TASK DESCRIPTION: Where the data below has the string "最忆少年时", return the whole line.

• • •

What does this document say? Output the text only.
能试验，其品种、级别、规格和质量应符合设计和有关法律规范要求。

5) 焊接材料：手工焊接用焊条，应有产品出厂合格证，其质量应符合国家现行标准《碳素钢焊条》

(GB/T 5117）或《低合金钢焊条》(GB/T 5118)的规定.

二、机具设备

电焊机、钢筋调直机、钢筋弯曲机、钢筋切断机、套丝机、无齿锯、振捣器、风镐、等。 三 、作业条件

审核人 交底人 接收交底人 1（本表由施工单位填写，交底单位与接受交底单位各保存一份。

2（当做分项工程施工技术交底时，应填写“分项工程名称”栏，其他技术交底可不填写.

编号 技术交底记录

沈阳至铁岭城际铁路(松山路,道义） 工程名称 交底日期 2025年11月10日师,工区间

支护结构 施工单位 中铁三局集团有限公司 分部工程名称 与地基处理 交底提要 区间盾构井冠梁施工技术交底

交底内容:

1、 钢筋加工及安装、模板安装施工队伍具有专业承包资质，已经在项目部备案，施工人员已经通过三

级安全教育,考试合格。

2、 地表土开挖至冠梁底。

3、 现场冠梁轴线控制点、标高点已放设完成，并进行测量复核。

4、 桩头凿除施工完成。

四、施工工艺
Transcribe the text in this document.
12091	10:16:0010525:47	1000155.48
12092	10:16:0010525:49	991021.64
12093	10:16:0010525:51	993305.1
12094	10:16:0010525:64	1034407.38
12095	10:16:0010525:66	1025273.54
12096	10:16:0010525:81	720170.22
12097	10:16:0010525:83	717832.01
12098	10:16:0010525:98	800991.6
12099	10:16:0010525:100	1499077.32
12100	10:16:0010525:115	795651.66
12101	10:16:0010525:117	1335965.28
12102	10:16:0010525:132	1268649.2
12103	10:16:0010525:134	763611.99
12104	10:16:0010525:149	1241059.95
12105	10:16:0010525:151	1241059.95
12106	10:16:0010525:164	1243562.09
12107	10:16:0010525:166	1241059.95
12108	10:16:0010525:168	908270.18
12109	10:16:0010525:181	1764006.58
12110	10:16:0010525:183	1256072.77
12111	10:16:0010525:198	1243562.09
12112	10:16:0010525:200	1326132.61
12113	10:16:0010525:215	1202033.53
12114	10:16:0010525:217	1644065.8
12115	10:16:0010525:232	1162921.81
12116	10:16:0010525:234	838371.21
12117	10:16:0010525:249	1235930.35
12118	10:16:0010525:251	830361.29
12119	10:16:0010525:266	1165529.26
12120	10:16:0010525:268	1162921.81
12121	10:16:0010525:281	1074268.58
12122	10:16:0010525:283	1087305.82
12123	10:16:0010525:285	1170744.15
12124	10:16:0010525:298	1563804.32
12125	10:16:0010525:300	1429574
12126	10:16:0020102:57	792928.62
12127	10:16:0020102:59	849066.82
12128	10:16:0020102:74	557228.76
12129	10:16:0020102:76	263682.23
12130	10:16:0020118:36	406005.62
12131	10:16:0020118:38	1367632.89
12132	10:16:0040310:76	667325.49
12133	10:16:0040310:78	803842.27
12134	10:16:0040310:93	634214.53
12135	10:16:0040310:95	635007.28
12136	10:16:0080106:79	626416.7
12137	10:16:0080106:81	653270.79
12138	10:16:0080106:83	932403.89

• • •

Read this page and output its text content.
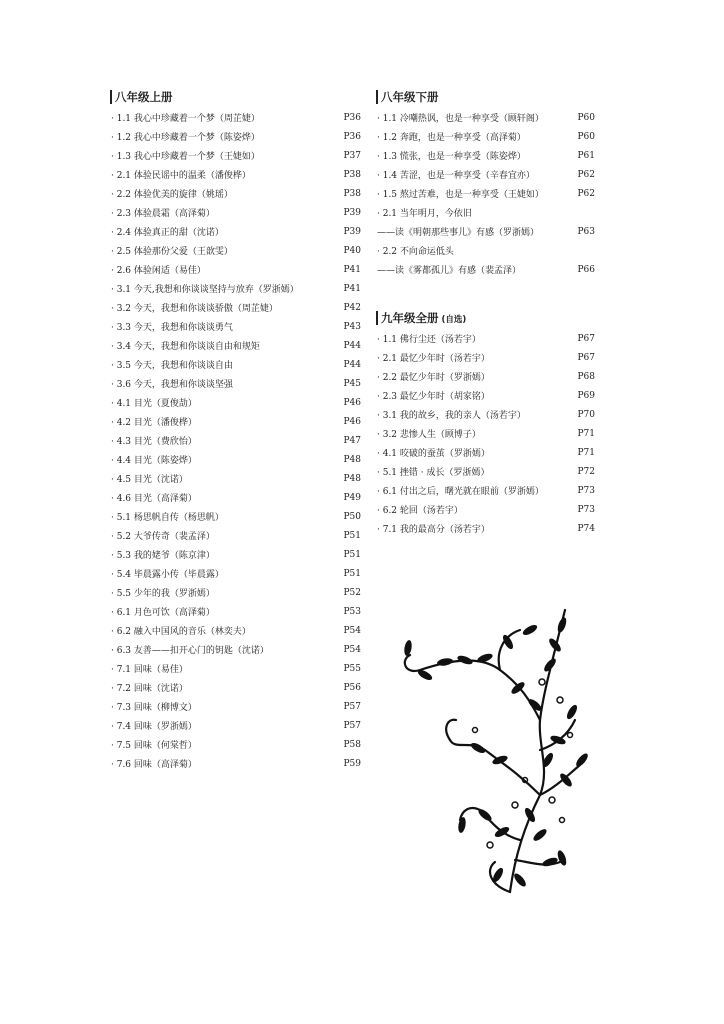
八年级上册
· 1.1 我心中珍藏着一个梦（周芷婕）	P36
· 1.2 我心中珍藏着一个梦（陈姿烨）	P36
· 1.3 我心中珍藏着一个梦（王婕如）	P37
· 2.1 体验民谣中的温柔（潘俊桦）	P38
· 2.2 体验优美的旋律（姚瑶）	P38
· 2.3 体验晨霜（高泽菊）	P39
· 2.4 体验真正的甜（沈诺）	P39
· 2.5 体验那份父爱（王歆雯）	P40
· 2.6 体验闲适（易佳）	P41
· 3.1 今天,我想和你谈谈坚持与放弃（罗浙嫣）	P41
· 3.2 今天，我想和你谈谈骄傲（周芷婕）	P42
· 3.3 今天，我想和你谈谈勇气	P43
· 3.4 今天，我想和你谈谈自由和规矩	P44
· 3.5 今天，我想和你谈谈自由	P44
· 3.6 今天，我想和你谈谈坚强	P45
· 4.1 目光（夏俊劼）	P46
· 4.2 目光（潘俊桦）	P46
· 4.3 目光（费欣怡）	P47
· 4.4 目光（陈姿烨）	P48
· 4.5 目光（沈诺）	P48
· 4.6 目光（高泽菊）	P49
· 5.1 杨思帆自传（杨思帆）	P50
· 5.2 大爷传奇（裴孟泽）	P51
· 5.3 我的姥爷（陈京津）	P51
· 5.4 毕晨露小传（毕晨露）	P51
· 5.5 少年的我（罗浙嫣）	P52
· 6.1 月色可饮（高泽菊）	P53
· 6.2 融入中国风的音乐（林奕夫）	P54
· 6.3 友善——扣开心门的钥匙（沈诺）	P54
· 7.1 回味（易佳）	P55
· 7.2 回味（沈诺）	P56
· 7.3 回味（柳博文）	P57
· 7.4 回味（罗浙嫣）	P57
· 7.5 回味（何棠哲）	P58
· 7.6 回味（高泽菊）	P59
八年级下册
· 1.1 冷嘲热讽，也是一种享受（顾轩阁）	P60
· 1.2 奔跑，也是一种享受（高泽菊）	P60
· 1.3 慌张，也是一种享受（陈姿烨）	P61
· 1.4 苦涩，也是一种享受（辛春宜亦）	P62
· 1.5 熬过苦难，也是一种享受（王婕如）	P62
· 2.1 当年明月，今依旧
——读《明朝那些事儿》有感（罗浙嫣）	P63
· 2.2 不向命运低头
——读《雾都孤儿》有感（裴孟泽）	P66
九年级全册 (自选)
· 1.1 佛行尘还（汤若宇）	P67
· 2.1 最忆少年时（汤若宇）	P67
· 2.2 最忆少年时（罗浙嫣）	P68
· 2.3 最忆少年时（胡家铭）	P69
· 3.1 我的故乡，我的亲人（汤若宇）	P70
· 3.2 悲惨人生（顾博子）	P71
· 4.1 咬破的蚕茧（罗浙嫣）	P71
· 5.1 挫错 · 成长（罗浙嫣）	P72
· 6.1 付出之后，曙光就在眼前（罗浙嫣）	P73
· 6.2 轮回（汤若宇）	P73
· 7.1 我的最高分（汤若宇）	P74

• • •

OUTPUT:
· 2.1 最忆少年时（汤若宇）	P67
· 2.2 最忆少年时（罗浙嫣）	P68
· 2.3 最忆少年时（胡家铭）	P69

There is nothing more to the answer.